REQUIREMENT
Pick out every line that holds the string "body" and copy it.

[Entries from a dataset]
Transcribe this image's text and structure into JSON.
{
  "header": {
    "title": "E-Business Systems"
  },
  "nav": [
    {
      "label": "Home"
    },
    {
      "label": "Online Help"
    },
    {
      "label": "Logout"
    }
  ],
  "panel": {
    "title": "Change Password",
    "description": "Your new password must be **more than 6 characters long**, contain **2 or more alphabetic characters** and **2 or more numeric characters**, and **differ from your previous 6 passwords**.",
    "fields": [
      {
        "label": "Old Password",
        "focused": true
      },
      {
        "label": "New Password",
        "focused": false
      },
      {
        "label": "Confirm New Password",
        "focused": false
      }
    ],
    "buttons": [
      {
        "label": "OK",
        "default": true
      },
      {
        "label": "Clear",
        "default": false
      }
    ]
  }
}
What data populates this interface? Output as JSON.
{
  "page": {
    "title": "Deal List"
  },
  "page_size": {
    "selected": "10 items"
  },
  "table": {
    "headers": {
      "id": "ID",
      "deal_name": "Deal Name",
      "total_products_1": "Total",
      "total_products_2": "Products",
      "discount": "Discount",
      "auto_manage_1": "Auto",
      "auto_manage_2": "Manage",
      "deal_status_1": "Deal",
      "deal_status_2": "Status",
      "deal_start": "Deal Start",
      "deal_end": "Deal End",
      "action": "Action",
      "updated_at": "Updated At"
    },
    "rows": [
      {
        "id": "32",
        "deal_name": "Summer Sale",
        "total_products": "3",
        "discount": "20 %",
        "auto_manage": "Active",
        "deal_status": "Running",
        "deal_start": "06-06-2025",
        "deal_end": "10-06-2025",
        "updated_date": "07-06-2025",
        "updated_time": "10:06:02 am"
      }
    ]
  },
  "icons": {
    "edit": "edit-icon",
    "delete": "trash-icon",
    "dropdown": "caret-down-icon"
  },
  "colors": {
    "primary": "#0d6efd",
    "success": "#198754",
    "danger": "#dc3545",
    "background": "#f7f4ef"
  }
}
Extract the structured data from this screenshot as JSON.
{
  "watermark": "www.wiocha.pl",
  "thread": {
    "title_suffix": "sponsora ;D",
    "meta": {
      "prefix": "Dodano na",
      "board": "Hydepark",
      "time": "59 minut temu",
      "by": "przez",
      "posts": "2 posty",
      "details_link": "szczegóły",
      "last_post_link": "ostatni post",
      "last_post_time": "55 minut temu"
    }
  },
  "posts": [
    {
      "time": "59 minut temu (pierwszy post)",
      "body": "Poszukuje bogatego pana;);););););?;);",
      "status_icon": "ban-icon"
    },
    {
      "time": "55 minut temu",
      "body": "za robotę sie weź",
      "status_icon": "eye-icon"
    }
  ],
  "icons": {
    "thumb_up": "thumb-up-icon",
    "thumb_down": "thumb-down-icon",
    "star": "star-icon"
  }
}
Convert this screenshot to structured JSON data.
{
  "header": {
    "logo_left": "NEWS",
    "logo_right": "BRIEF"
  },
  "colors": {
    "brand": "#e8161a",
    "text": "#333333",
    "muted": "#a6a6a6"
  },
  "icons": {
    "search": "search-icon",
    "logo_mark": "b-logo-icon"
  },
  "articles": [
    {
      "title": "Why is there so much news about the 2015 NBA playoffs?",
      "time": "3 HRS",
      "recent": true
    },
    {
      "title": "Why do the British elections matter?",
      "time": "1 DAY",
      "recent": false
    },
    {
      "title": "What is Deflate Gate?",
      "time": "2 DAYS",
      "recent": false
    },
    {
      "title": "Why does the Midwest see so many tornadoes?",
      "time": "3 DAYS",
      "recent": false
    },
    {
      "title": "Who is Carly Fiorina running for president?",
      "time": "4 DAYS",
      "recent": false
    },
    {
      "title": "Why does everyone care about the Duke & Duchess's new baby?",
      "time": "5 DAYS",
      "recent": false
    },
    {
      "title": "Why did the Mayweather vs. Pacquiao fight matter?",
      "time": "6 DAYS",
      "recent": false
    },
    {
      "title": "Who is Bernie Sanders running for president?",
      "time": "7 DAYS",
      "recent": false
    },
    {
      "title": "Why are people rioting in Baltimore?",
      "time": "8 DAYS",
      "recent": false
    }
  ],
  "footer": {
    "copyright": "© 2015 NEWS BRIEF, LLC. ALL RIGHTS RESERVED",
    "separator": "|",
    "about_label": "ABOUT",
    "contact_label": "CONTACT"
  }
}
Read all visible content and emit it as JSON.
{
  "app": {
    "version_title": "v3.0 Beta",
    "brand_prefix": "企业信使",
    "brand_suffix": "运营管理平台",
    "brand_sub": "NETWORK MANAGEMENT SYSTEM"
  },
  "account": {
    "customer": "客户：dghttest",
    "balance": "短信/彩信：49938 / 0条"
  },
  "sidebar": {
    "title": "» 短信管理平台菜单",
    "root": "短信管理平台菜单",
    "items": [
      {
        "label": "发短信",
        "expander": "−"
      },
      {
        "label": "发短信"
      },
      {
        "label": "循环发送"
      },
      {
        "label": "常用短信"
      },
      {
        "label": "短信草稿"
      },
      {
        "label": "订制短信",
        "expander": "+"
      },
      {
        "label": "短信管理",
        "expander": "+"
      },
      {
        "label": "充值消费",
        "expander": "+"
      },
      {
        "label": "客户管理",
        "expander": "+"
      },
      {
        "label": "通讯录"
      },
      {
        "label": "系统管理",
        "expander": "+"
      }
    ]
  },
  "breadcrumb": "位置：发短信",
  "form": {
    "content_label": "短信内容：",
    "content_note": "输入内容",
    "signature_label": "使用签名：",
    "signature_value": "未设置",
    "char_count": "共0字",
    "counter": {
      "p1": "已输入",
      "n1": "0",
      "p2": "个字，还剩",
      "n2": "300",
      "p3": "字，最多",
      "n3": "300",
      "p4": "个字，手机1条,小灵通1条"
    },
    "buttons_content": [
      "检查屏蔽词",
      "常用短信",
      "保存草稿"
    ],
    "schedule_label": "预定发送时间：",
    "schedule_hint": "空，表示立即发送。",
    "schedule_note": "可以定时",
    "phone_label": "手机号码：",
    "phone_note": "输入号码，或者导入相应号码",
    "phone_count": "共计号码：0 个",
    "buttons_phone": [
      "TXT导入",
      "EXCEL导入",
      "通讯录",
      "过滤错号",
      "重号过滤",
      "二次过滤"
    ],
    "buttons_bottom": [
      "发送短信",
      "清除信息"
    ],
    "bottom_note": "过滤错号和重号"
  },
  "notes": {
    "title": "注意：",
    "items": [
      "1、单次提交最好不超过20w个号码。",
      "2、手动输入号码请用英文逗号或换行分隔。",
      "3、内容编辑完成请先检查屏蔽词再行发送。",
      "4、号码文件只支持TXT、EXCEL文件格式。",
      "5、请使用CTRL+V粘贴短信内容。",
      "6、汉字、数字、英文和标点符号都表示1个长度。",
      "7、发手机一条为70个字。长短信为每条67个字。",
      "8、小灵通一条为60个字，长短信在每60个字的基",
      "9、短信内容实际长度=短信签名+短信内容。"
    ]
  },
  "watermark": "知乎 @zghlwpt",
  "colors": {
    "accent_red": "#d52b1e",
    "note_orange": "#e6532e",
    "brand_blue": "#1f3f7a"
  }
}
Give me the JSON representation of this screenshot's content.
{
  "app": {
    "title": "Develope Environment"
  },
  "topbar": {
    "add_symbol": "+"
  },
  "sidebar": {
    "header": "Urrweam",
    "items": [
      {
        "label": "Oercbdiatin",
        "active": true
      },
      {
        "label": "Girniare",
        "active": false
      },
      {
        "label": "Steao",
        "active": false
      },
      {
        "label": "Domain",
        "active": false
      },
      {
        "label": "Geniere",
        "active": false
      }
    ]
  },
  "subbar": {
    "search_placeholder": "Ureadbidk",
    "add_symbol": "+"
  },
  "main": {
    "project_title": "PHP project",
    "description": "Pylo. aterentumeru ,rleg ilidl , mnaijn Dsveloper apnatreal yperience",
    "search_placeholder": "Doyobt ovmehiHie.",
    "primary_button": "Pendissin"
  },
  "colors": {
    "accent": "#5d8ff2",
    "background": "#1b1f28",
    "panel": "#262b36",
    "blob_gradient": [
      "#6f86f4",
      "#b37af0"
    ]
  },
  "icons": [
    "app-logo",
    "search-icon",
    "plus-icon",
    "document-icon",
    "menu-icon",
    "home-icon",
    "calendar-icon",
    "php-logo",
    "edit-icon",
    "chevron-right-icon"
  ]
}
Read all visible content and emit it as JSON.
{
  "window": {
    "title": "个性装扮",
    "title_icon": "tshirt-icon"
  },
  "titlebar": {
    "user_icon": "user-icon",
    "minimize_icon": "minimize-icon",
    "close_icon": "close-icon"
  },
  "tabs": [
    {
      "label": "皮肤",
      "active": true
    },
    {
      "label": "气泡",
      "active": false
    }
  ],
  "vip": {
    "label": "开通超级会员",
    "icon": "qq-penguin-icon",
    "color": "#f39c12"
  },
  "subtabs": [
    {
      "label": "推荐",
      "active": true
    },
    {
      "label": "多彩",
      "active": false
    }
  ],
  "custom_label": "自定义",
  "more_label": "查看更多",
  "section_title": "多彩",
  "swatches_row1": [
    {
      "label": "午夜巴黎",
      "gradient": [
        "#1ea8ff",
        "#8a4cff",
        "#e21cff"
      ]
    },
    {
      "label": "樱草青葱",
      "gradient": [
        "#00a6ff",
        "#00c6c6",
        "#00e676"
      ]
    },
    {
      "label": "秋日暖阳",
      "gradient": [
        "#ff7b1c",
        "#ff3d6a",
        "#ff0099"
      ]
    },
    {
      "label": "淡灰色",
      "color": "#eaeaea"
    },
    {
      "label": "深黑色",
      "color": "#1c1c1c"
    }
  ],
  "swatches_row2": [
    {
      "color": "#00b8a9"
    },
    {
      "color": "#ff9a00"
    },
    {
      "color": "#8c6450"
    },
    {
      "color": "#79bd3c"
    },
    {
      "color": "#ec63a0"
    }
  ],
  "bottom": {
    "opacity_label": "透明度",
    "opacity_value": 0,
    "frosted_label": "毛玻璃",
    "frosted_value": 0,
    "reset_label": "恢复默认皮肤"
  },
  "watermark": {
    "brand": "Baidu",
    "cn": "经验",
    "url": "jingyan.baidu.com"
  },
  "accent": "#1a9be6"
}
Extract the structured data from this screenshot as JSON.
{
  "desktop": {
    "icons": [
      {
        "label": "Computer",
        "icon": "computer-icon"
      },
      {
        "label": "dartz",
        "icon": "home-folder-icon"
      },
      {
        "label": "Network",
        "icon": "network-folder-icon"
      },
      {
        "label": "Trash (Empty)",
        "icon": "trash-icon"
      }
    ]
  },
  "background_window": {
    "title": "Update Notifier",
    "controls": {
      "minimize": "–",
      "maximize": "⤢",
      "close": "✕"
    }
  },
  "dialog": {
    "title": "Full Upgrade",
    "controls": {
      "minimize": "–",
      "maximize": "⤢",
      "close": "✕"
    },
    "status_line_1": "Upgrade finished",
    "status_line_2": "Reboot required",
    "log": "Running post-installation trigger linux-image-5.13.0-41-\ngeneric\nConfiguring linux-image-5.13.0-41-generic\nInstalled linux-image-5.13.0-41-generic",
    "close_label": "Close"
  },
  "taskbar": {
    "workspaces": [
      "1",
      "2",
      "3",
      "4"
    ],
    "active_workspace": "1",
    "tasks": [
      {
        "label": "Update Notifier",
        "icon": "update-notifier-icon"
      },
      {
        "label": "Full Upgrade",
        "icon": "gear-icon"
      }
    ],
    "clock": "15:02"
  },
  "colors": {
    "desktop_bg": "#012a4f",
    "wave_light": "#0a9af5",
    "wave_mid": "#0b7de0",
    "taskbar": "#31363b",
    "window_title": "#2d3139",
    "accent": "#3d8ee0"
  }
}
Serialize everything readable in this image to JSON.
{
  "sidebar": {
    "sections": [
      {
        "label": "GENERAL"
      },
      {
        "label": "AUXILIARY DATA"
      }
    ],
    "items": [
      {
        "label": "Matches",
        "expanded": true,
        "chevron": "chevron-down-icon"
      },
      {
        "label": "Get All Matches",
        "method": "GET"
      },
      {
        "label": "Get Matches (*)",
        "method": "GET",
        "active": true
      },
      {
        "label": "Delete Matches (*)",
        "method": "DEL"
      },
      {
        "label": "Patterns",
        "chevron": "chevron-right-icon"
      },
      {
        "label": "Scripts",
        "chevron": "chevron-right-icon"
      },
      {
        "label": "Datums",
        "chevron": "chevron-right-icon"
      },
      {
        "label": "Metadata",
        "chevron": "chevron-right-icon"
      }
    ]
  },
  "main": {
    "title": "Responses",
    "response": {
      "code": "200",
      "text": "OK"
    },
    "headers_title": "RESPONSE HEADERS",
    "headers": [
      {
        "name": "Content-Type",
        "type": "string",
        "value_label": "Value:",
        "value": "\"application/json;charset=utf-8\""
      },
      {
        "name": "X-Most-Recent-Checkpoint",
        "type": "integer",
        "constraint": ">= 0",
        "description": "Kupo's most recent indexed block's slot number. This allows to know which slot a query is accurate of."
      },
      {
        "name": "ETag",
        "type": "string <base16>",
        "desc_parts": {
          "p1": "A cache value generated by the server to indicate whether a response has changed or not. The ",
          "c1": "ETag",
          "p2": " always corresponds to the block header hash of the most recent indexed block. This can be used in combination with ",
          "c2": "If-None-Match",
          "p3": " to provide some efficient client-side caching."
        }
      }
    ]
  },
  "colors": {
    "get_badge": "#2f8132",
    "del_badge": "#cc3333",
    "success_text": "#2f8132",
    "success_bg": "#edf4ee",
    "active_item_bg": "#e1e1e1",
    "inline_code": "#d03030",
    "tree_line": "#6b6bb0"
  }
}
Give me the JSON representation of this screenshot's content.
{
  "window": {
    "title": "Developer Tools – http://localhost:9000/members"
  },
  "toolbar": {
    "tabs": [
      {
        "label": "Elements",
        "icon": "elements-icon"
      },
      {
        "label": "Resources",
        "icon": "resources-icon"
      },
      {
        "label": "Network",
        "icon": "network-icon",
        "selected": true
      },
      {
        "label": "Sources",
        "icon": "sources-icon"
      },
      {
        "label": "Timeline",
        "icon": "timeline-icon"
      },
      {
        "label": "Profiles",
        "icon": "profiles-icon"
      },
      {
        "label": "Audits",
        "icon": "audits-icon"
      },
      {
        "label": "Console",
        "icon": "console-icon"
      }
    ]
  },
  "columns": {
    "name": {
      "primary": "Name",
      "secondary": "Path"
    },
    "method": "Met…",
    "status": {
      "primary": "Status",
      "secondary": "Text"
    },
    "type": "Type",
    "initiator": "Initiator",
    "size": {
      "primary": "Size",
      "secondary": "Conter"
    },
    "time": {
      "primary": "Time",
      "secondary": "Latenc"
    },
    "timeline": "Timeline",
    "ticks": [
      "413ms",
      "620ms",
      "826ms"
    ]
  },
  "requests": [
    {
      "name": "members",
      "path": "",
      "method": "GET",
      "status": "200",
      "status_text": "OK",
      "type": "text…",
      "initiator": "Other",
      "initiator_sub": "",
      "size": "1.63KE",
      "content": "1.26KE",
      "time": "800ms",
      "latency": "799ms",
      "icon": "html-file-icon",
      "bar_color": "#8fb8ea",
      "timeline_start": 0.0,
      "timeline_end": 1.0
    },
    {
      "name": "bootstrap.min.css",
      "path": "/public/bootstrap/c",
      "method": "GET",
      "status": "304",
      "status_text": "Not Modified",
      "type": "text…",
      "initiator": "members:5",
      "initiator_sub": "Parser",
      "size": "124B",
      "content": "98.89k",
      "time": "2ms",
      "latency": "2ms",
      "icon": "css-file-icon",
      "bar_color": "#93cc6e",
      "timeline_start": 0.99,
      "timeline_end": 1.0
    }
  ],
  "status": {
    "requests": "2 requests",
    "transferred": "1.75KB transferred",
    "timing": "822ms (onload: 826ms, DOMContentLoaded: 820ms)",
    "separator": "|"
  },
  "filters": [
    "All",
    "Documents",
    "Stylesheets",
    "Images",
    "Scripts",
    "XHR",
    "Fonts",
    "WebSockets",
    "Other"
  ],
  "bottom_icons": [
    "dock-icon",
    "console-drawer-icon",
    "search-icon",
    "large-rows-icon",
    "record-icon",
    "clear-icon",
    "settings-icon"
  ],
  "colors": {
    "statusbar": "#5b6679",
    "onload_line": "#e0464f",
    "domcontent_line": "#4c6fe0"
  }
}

REPLY TO THE EXERCISE
      "body": "Poszukuje bogatego pana;);););););?;);",
      "body": "za robotę sie weź",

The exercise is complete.